■ What is required: Repeat the records in full and exactly, omitting pictures.

==== Listed records

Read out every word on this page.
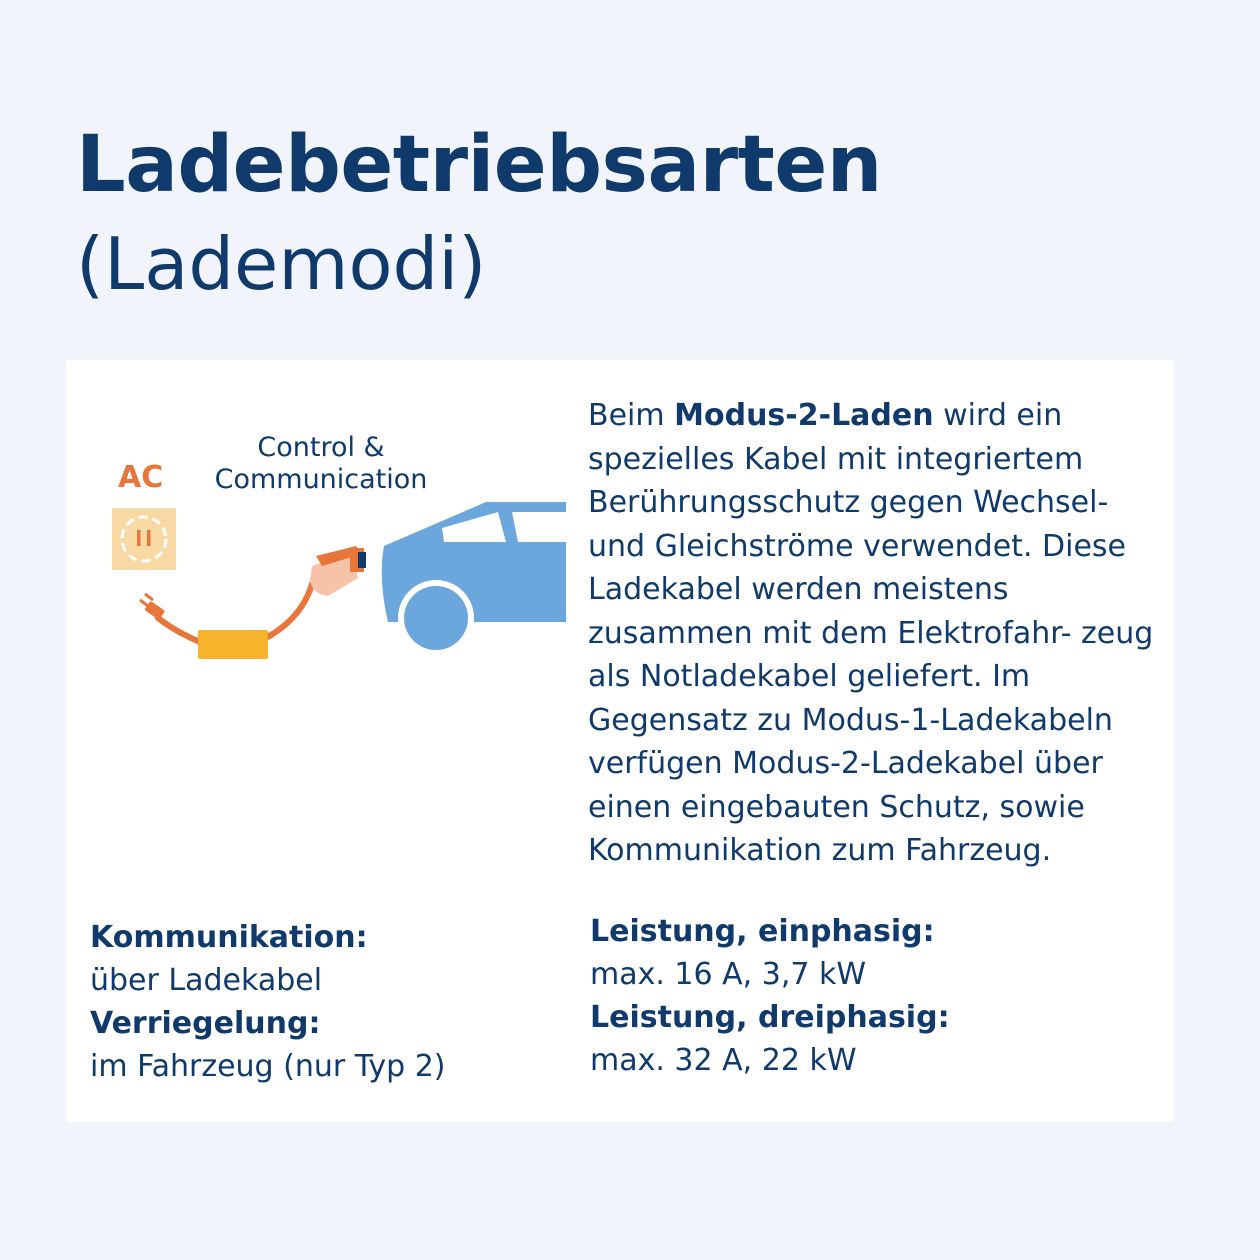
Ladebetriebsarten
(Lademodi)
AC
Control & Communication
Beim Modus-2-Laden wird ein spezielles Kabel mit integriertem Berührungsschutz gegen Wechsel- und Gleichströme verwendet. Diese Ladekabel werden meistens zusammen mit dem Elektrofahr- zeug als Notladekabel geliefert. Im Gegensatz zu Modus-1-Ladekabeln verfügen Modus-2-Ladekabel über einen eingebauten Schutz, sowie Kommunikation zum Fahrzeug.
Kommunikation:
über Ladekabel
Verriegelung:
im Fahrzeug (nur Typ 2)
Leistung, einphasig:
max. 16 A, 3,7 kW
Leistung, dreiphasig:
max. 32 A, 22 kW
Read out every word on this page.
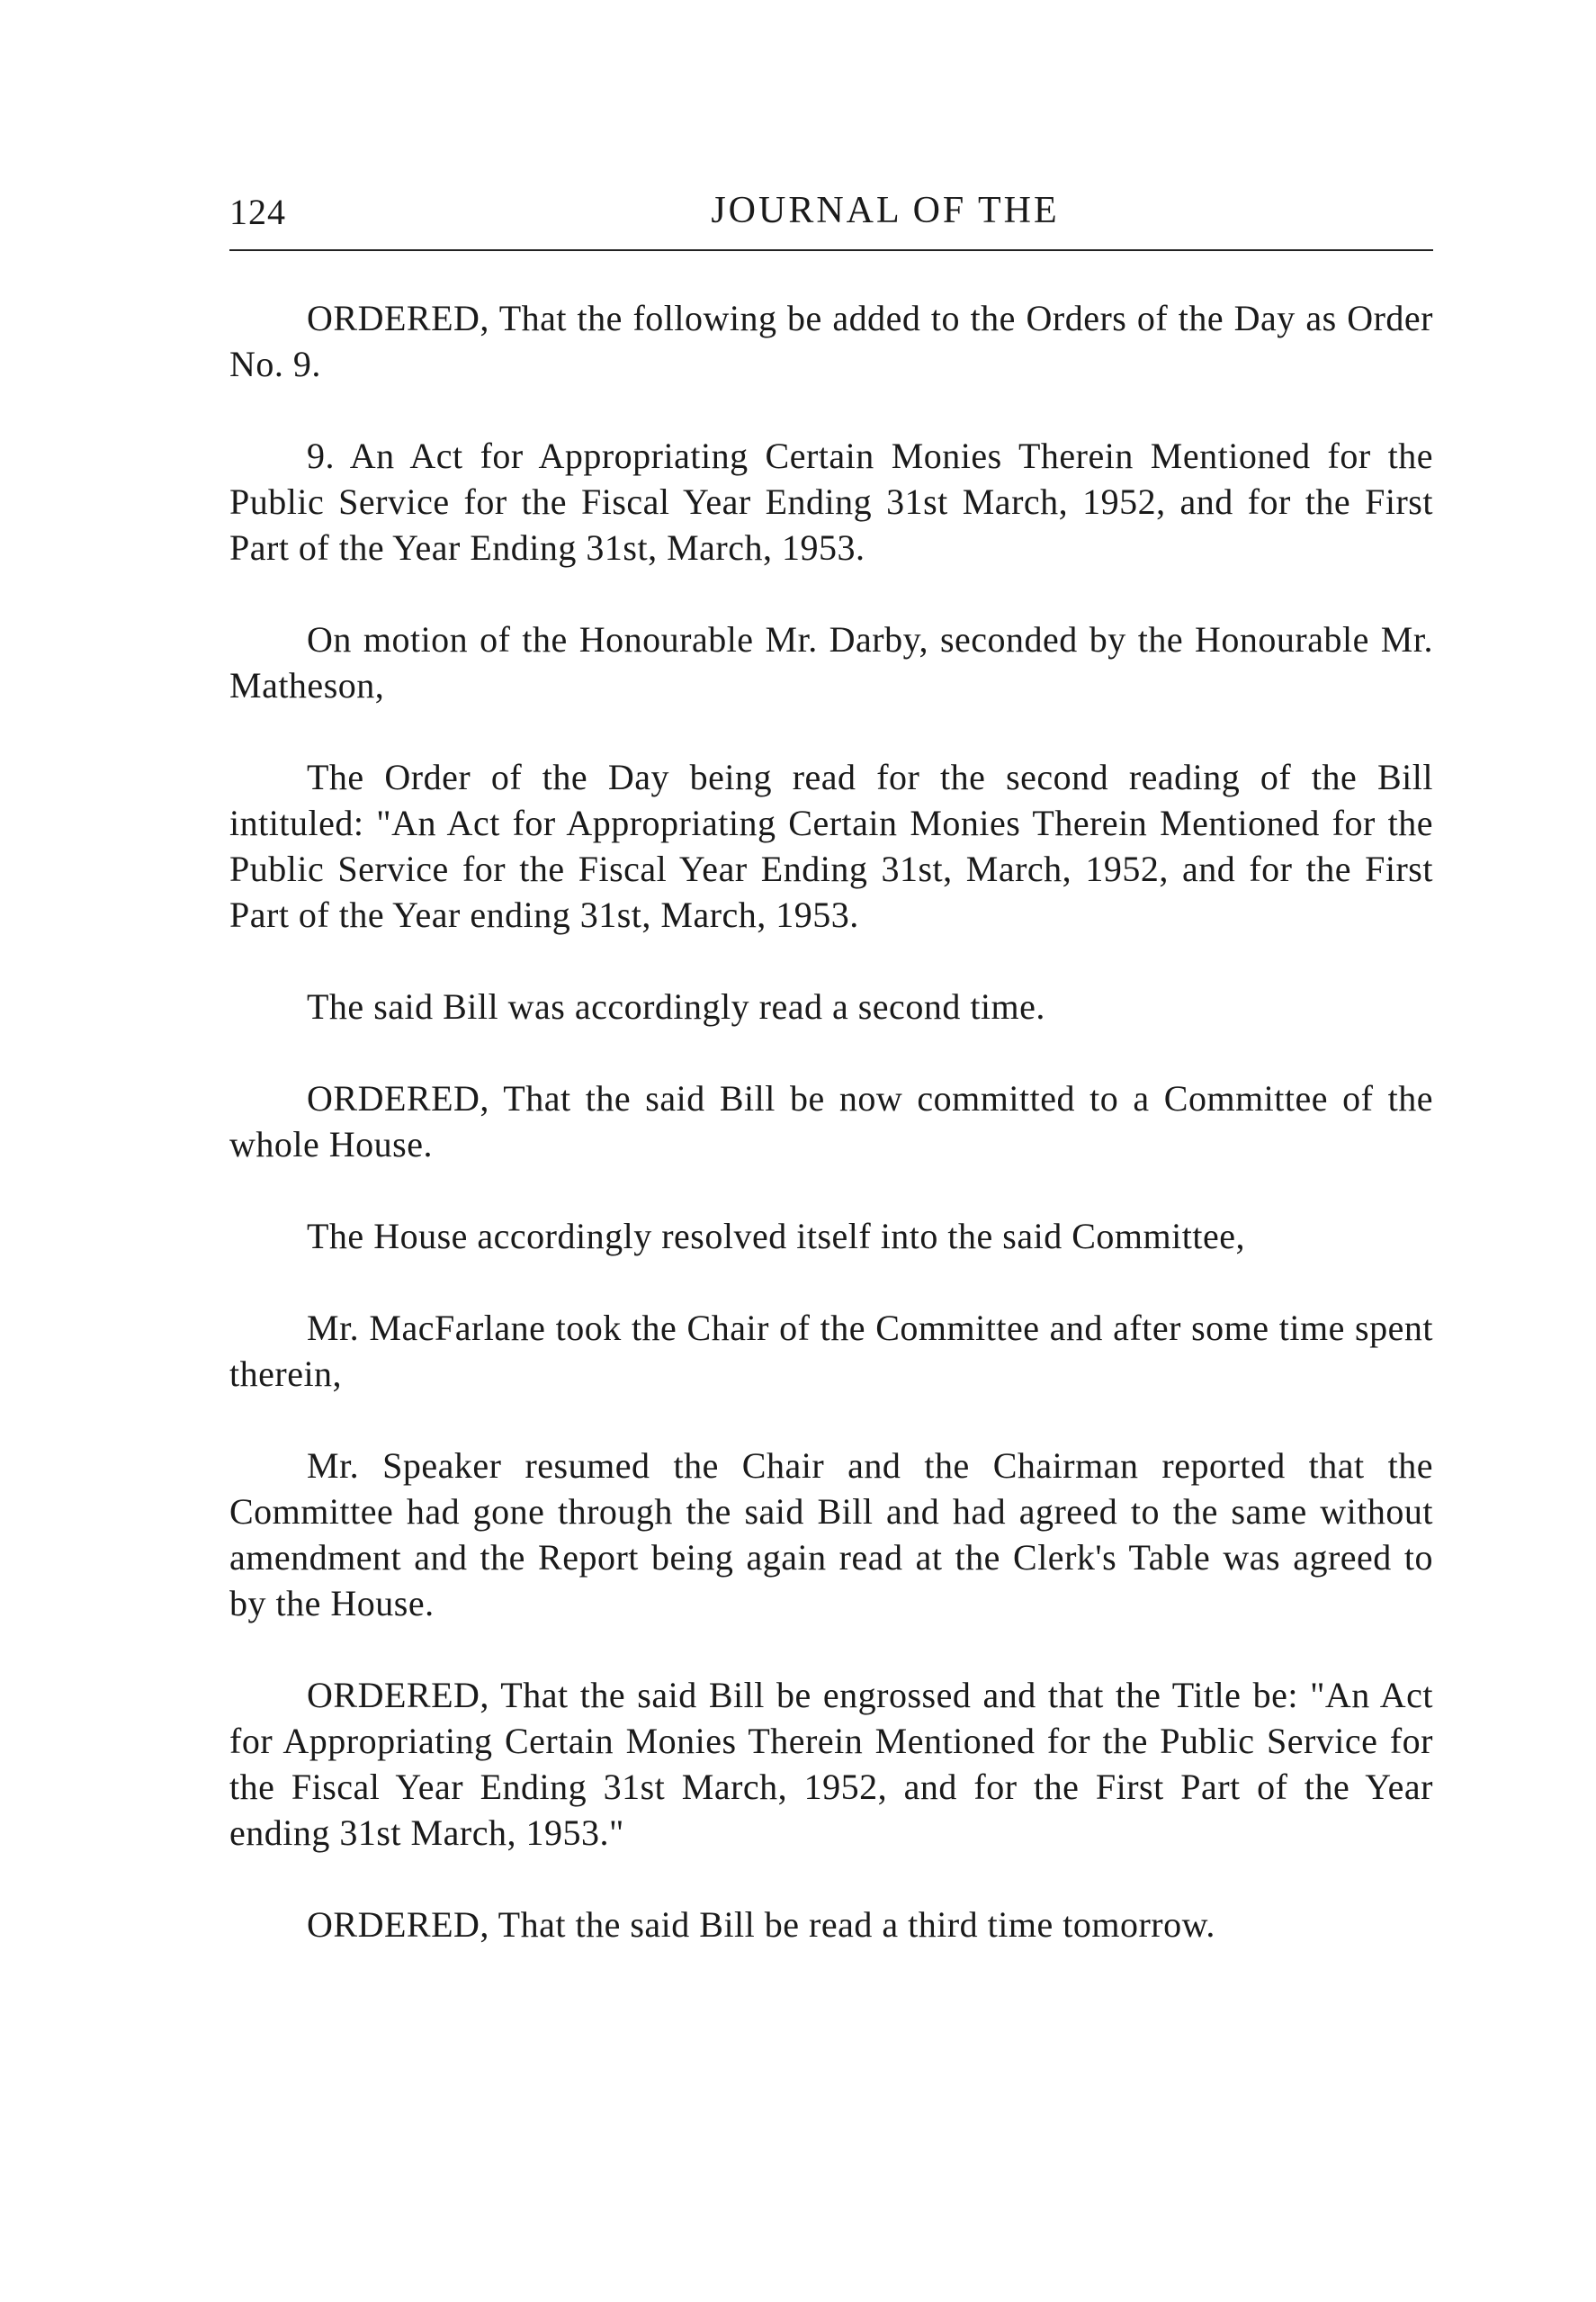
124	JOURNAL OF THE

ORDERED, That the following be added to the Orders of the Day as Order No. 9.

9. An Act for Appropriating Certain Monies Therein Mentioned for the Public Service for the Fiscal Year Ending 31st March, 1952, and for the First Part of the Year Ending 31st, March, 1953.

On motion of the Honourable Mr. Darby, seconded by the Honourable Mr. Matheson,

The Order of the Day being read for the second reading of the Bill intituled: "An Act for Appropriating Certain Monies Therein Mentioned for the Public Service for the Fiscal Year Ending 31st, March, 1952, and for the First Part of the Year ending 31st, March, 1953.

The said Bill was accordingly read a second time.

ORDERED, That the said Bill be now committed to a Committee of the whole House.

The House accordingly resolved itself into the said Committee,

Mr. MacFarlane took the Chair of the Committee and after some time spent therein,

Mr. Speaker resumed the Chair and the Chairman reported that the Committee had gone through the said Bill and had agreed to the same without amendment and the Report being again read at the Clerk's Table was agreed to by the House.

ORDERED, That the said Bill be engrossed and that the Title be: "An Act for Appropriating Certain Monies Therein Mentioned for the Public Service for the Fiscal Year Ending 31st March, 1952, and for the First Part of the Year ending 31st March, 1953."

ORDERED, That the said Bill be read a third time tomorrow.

========

■ Response for this exercise:
Read out every word on this page.
Ladebetriebsarten
(Lademodi)
AC
Control & Communication
Beim Modus-2-Laden wird ein spezielles Kabel mit integriertem Berührungsschutz gegen Wechsel- und Gleichströme verwendet. Diese Ladekabel werden meistens zusammen mit dem Elektrofahr- zeug als Notladekabel geliefert. Im Gegensatz zu Modus-1-Ladekabeln verfügen Modus-2-Ladekabel über einen eingebauten Schutz, sowie Kommunikation zum Fahrzeug.
Kommunikation:
über Ladekabel
Verriegelung:
im Fahrzeug (nur Typ 2)
Leistung, einphasig:
max. 16 A, 3,7 kW
Leistung, dreiphasig:
max. 32 A, 22 kW
Read out every word on this page.
124	JOURNAL OF THE

ORDERED, That the following be added to the Orders of the Day as Order No. 9.

9. An Act for Appropriating Certain Monies Therein Mentioned for the Public Service for the Fiscal Year Ending 31st March, 1952, and for the First Part of the Year Ending 31st, March, 1953.

On motion of the Honourable Mr. Darby, seconded by the Honourable Mr. Matheson,

The Order of the Day being read for the second reading of the Bill intituled: "An Act for Appropriating Certain Monies Therein Mentioned for the Public Service for the Fiscal Year Ending 31st, March, 1952, and for the First Part of the Year ending 31st, March, 1953.

The said Bill was accordingly read a second time.

ORDERED, That the said Bill be now committed to a Committee of the whole House.

The House accordingly resolved itself into the said Committee,

Mr. MacFarlane took the Chair of the Committee and after some time spent therein,

Mr. Speaker resumed the Chair and the Chairman reported that the Committee had gone through the said Bill and had agreed to the same without amendment and the Report being again read at the Clerk's Table was agreed to by the House.

ORDERED, That the said Bill be engrossed and that the Title be: "An Act for Appropriating Certain Monies Therein Mentioned for the Public Service for the Fiscal Year Ending 31st March, 1952, and for the First Part of the Year ending 31st March, 1953."

ORDERED, That the said Bill be read a third time tomorrow.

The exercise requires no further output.